- Goal -
Copy all the material below, exactly as it stands.

** Begin Material supplied **

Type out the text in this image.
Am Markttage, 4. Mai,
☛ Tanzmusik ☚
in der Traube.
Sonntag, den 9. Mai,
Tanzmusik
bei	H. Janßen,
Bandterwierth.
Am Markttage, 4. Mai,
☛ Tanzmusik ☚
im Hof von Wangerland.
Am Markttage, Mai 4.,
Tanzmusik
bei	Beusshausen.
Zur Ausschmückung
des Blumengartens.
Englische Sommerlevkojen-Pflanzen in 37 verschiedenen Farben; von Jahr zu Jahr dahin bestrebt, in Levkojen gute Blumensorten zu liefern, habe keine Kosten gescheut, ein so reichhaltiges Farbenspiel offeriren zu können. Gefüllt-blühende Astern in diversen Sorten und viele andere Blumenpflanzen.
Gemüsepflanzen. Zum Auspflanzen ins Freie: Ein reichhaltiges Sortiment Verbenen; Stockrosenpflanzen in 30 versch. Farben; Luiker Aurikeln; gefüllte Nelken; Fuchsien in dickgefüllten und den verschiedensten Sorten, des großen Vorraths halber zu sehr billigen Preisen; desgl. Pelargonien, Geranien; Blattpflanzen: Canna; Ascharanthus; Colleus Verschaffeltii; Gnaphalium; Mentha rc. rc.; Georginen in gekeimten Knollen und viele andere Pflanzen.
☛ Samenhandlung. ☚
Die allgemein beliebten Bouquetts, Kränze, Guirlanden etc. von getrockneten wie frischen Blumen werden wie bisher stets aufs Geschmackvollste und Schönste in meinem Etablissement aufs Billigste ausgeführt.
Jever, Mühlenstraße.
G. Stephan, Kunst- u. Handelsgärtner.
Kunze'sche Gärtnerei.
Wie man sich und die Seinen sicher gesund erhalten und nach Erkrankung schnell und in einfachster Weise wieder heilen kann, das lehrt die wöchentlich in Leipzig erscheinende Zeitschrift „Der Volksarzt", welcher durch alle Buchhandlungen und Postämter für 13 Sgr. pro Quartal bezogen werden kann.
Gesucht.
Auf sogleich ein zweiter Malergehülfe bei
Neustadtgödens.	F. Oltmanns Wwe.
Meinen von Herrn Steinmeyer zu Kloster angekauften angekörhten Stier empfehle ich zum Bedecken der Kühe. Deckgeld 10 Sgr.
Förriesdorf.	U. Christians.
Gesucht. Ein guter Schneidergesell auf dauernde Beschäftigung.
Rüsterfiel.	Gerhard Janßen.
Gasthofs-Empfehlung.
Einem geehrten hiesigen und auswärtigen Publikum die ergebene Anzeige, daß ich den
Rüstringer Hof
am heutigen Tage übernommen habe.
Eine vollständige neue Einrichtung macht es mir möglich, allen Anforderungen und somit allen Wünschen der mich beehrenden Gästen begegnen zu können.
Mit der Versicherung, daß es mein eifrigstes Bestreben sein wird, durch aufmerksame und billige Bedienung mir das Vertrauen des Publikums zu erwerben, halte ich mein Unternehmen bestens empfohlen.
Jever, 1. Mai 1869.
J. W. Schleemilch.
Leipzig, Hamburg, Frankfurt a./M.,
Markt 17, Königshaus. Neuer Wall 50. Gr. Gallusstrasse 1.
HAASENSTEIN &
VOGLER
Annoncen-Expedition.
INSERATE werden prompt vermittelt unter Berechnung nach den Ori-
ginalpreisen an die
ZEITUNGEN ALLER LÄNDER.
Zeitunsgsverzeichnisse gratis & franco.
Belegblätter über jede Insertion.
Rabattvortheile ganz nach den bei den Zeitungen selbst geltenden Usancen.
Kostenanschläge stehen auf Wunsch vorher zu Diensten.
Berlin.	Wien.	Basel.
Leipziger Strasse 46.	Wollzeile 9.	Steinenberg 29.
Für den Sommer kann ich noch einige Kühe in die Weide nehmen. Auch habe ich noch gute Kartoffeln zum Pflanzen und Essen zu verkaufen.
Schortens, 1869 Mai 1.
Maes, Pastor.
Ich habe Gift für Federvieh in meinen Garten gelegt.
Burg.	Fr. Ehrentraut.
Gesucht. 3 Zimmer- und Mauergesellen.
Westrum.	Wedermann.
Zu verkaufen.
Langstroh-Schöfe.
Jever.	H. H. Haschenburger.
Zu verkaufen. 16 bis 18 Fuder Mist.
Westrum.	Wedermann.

** End Material supplied **

- Right answer -
Type out the text in this image.
Am Markttage, 4. Mai,
☛ Tanzmusik ☚
in der Traube.
Sonntag, den 9. Mai,
Tanzmusik
bei	H. Janßen,
Bandterwierth.
Am Markttage, 4. Mai,
☛ Tanzmusik ☚
im Hof von Wangerland.
Am Markttage, Mai 4.,
Tanzmusik
bei	Beusshausen.
Zur Ausschmückung
des Blumengartens.
Englische Sommerlevkojen-Pflanzen in 37 verschiedenen Farben; von Jahr zu Jahr dahin bestrebt, in Levkojen gute Blumensorten zu liefern, habe keine Kosten gescheut, ein so reichhaltiges Farbenspiel offeriren zu können. Gefüllt-blühende Astern in diversen Sorten und viele andere Blumenpflanzen.
Gemüsepflanzen. Zum Auspflanzen ins Freie: Ein reichhaltiges Sortiment Verbenen; Stockrosenpflanzen in 30 versch. Farben; Luiker Aurikeln; gefüllte Nelken; Fuchsien in dickgefüllten und den verschiedensten Sorten, des großen Vorraths halber zu sehr billigen Preisen; desgl. Pelargonien, Geranien; Blattpflanzen: Canna; Ascharanthus; Colleus Verschaffeltii; Gnaphalium; Mentha rc. rc.; Georginen in gekeimten Knollen und viele andere Pflanzen.
☛ Samenhandlung. ☚
Die allgemein beliebten Bouquetts, Kränze, Guirlanden etc. von getrockneten wie frischen Blumen werden wie bisher stets aufs Geschmackvollste und Schönste in meinem Etablissement aufs Billigste ausgeführt.
Jever, Mühlenstraße.
G. Stephan, Kunst- u. Handelsgärtner.
Kunze'sche Gärtnerei.
Wie man sich und die Seinen sicher gesund erhalten und nach Erkrankung schnell und in einfachster Weise wieder heilen kann, das lehrt die wöchentlich in Leipzig erscheinende Zeitschrift „Der Volksarzt", welcher durch alle Buchhandlungen und Postämter für 13 Sgr. pro Quartal bezogen werden kann.
Gesucht.
Auf sogleich ein zweiter Malergehülfe bei
Neustadtgödens.	F. Oltmanns Wwe.
Meinen von Herrn Steinmeyer zu Kloster angekauften angekörhten Stier empfehle ich zum Bedecken der Kühe. Deckgeld 10 Sgr.
Förriesdorf.	U. Christians.
Gesucht. Ein guter Schneidergesell auf dauernde Beschäftigung.
Rüsterfiel.	Gerhard Janßen.
Gasthofs-Empfehlung.
Einem geehrten hiesigen und auswärtigen Publikum die ergebene Anzeige, daß ich den
Rüstringer Hof
am heutigen Tage übernommen habe.
Eine vollständige neue Einrichtung macht es mir möglich, allen Anforderungen und somit allen Wünschen der mich beehrenden Gästen begegnen zu können.
Mit der Versicherung, daß es mein eifrigstes Bestreben sein wird, durch aufmerksame und billige Bedienung mir das Vertrauen des Publikums zu erwerben, halte ich mein Unternehmen bestens empfohlen.
Jever, 1. Mai 1869.
J. W. Schleemilch.
Leipzig, Hamburg, Frankfurt a./M.,
Markt 17, Königshaus. Neuer Wall 50. Gr. Gallusstrasse 1.
HAASENSTEIN &
VOGLER
Annoncen-Expedition.
INSERATE werden prompt vermittelt unter Berechnung nach den Ori-
ginalpreisen an die
ZEITUNGEN ALLER LÄNDER.
Zeitunsgsverzeichnisse gratis & franco.
Belegblätter über jede Insertion.
Rabattvortheile ganz nach den bei den Zeitungen selbst geltenden Usancen.
Kostenanschläge stehen auf Wunsch vorher zu Diensten.
Berlin.	Wien.	Basel.
Leipziger Strasse 46.	Wollzeile 9.	Steinenberg 29.
Für den Sommer kann ich noch einige Kühe in die Weide nehmen. Auch habe ich noch gute Kartoffeln zum Pflanzen und Essen zu verkaufen.
Schortens, 1869 Mai 1.
Maes, Pastor.
Ich habe Gift für Federvieh in meinen Garten gelegt.
Burg.	Fr. Ehrentraut.
Gesucht. 3 Zimmer- und Mauergesellen.
Westrum.	Wedermann.
Zu verkaufen.
Langstroh-Schöfe.
Jever.	H. H. Haschenburger.
Zu verkaufen. 16 bis 18 Fuder Mist.
Westrum.	Wedermann.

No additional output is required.